▶ _MATERIALS PROVIDED_:
################

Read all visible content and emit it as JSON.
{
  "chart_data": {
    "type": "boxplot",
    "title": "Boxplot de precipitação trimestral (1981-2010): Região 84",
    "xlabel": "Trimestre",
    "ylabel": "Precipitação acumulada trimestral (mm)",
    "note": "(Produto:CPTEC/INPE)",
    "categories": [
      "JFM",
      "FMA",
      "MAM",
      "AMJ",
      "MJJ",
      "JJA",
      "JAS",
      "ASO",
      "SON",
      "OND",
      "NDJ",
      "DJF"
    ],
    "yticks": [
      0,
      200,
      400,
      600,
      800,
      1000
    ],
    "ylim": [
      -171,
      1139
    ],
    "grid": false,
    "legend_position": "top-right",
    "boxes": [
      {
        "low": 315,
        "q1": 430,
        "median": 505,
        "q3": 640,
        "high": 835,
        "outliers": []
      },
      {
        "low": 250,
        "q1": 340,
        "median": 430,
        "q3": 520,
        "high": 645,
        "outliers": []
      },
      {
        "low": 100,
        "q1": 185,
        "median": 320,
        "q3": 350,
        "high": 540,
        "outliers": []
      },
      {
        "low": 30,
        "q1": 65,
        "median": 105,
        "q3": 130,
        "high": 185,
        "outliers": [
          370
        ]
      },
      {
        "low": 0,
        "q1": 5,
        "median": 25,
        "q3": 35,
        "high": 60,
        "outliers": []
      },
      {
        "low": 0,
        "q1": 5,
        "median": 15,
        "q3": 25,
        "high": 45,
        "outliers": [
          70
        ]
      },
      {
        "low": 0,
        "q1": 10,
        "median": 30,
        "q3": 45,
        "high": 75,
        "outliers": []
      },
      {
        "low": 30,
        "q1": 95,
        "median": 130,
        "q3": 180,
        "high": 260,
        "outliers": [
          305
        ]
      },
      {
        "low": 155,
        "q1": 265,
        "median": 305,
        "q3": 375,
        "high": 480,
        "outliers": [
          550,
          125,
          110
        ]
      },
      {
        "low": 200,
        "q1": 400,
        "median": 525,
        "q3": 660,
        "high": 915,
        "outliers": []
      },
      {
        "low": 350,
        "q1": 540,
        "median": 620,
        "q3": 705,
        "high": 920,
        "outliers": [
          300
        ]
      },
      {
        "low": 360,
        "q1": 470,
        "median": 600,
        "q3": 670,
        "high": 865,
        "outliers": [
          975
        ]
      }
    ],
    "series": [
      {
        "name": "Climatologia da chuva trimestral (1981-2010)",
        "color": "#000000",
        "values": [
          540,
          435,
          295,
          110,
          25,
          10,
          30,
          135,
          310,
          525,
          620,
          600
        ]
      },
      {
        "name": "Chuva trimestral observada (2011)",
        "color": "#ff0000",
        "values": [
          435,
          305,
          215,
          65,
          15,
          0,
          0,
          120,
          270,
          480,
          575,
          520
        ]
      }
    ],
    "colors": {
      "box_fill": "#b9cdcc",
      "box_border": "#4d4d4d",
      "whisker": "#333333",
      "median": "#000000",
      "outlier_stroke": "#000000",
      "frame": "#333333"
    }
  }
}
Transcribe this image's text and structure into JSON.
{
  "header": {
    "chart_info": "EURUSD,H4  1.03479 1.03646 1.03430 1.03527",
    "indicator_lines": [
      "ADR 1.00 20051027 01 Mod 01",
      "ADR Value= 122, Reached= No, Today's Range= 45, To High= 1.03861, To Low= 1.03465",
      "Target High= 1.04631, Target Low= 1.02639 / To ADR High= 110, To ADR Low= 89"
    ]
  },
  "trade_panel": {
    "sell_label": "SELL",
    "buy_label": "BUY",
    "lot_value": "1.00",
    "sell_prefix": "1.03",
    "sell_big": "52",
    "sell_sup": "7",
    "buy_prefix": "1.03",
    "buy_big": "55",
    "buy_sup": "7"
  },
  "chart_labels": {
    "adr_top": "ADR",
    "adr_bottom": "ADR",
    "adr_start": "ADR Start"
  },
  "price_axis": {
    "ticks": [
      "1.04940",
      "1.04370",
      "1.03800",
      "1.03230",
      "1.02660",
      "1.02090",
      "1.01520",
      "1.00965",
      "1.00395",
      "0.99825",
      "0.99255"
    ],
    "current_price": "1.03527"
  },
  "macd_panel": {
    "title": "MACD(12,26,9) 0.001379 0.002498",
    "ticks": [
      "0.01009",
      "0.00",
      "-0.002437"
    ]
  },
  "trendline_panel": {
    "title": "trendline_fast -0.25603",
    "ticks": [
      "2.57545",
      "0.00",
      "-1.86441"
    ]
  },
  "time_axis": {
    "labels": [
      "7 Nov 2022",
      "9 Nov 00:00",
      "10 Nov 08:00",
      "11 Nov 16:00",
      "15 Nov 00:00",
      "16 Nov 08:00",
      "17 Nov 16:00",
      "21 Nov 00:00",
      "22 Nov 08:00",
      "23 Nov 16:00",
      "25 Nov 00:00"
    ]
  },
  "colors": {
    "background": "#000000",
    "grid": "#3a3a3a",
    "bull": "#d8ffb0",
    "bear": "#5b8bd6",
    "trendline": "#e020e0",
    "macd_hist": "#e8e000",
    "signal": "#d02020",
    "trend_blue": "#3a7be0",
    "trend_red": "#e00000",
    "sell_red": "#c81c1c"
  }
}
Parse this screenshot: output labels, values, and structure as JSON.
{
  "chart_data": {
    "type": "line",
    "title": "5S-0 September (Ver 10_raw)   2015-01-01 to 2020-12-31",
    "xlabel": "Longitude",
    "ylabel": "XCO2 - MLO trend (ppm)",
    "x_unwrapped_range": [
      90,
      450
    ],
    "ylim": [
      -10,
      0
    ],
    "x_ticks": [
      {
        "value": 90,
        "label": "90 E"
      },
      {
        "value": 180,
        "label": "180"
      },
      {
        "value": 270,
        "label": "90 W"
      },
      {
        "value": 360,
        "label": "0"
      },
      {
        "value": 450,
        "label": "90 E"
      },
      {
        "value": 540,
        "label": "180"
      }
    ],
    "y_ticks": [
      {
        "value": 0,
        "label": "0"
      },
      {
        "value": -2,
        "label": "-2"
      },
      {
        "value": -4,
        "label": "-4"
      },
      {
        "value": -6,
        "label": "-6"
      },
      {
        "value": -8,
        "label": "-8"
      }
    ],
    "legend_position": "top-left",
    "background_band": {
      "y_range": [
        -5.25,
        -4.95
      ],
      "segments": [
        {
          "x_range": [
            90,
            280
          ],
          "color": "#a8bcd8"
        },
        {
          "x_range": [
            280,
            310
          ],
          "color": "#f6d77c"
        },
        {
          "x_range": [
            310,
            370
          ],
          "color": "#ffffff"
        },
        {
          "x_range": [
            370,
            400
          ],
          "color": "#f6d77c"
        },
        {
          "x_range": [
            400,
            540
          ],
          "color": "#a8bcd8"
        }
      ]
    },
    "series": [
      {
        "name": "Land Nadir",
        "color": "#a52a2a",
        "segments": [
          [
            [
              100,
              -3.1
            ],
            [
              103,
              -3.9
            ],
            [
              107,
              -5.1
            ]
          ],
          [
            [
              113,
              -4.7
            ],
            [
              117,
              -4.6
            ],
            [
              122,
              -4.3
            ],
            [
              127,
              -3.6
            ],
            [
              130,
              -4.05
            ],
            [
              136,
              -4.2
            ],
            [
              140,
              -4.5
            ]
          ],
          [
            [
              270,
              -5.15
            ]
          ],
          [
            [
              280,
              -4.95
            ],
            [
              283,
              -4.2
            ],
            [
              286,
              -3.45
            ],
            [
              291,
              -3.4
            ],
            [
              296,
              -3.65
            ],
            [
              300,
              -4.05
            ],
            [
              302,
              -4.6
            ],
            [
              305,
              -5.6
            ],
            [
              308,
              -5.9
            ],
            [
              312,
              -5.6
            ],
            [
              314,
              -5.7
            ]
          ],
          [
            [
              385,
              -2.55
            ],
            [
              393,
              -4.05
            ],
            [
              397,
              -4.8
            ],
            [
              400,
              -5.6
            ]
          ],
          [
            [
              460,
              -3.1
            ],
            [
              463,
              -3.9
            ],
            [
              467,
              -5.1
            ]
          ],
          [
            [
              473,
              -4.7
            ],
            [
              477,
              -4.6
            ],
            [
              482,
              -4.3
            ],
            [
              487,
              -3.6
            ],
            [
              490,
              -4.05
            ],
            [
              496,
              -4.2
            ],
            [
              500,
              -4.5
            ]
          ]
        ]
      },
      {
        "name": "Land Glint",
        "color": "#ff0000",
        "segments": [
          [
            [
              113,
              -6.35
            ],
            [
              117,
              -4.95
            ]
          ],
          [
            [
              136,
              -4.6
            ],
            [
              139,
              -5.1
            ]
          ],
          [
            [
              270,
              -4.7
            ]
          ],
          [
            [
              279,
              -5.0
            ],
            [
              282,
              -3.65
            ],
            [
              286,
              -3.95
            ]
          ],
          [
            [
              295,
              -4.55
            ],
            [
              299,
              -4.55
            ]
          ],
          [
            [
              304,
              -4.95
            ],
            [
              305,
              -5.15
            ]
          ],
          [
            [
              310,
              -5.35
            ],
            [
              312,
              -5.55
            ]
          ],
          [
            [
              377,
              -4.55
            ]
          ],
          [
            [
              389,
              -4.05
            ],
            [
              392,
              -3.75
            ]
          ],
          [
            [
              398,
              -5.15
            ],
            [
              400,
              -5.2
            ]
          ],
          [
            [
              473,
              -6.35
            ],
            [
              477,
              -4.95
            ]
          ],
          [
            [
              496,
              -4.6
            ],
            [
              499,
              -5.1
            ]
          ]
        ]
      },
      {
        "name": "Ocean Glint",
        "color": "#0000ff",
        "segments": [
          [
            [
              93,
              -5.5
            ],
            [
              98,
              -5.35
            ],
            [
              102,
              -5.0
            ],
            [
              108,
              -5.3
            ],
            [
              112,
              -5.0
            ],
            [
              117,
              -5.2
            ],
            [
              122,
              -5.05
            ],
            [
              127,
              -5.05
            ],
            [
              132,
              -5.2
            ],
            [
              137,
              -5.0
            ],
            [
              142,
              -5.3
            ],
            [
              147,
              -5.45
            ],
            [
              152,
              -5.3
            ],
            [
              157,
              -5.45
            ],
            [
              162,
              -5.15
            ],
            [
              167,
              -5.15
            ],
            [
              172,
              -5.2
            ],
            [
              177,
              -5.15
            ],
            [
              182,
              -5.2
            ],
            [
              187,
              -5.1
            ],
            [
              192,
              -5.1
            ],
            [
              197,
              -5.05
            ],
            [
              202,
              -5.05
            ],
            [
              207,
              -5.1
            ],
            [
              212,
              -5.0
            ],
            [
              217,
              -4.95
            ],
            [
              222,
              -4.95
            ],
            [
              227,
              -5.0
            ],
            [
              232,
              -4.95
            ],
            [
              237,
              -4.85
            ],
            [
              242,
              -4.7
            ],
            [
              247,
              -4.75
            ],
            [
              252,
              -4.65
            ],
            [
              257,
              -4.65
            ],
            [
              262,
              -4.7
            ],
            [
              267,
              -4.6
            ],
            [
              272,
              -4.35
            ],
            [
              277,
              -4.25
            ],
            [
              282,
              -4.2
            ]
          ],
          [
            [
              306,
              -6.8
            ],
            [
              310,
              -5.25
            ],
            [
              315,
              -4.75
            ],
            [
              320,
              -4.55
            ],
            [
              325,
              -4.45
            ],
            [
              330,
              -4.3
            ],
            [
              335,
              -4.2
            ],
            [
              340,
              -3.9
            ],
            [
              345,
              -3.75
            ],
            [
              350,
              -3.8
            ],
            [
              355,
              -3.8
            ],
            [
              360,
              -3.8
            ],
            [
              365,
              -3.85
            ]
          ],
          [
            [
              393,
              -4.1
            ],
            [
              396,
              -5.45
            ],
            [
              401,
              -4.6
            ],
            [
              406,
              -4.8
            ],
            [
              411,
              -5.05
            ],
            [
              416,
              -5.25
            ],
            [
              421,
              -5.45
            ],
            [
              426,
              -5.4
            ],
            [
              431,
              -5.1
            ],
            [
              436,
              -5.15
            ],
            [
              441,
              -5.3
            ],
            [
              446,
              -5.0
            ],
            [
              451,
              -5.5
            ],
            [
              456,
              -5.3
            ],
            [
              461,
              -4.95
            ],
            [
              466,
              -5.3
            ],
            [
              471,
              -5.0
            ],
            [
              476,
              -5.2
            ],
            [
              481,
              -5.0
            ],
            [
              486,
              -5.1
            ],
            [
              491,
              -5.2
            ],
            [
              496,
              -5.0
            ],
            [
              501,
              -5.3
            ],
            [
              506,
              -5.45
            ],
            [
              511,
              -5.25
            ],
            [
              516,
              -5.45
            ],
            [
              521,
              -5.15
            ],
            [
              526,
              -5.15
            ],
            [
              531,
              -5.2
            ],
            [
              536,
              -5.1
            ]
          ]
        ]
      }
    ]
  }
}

################

Count how many lines above include the word "xlabel" and answer with that figure only.

2